Direction: Make an exact copy of all the entries, but do not reproduce the pictures.

___ Information shown

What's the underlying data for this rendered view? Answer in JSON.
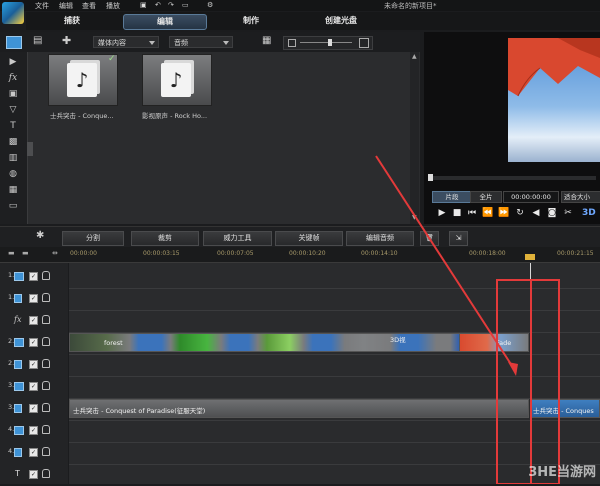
{
  "menubar": {
    "items": [
      "文件",
      "编辑",
      "查看",
      "播放"
    ],
    "project_title": "未命名的新项目*"
  },
  "tabs": [
    "捕获",
    "编辑",
    "制作",
    "创建光盘"
  ],
  "library": {
    "filter": "媒体内容",
    "category": "音频",
    "items": [
      {
        "label": "士兵突击 - Conque...",
        "checked": true
      },
      {
        "label": "影视原声 - Rock Ho..."
      }
    ]
  },
  "preview": {
    "mode_clip": "片段",
    "mode_full": "全片",
    "timecode": "00:00:00:00",
    "fit": "适合大小",
    "mode_3d": "3D"
  },
  "timeline_toolbar": {
    "split": "分割",
    "crop": "裁剪",
    "power_tools": "威力工具",
    "keyframe": "关键帧",
    "edit_audio": "编辑音频"
  },
  "ruler": {
    "ticks": [
      "00:00:00",
      "00:00:03:15",
      "00:00:07:05",
      "00:00:10:20",
      "00:00:14:10",
      "00:00:18:00",
      "00:00:21:15"
    ]
  },
  "tracks": [
    {
      "num": "1."
    },
    {
      "num": "1."
    },
    {
      "num": ""
    },
    {
      "num": "2."
    },
    {
      "num": "2."
    },
    {
      "num": "3."
    },
    {
      "num": "3."
    },
    {
      "num": "4."
    },
    {
      "num": "4."
    },
    {
      "num": ""
    }
  ],
  "clips": {
    "video_first": "forest",
    "video_3d": "3D视",
    "video_last": "Fade",
    "audio_main": "士兵突击 - Conquest of Paradise(征服天堂)",
    "audio_tail": "士兵突击 - Conques"
  },
  "watermark": "3HE当游网",
  "colors": {
    "accent": "#3f93d6",
    "highlight": "#e33a3a"
  }
}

______

Solution to this task:
What's the underlying data for this rendered view? Answer in JSON.
{
  "menubar": {
    "items": [
      "文件",
      "编辑",
      "查看",
      "播放"
    ],
    "project_title": "未命名的新项目*"
  },
  "tabs": [
    "捕获",
    "编辑",
    "制作",
    "创建光盘"
  ],
  "library": {
    "filter": "媒体内容",
    "category": "音频",
    "items": [
      {
        "label": "士兵突击 - Conque...",
        "checked": true
      },
      {
        "label": "影视原声 - Rock Ho..."
      }
    ]
  },
  "preview": {
    "mode_clip": "片段",
    "mode_full": "全片",
    "timecode": "00:00:00:00",
    "fit": "适合大小",
    "mode_3d": "3D"
  },
  "timeline_toolbar": {
    "split": "分割",
    "crop": "裁剪",
    "power_tools": "威力工具",
    "keyframe": "关键帧",
    "edit_audio": "编辑音频"
  },
  "ruler": {
    "ticks": [
      "00:00:00",
      "00:00:03:15",
      "00:00:07:05",
      "00:00:10:20",
      "00:00:14:10",
      "00:00:18:00",
      "00:00:21:15"
    ]
  },
  "tracks": [
    {
      "num": "1."
    },
    {
      "num": "1."
    },
    {
      "num": ""
    },
    {
      "num": "2."
    },
    {
      "num": "2."
    },
    {
      "num": "3."
    },
    {
      "num": "3."
    },
    {
      "num": "4."
    },
    {
      "num": "4."
    },
    {
      "num": ""
    }
  ],
  "clips": {
    "video_first": "forest",
    "video_3d": "3D视",
    "video_last": "Fade",
    "audio_main": "士兵突击 - Conquest of Paradise(征服天堂)",
    "audio_tail": "士兵突击 - Conques"
  },
  "watermark": "3HE当游网",
  "colors": {
    "accent": "#3f93d6",
    "highlight": "#e33a3a"
  }
}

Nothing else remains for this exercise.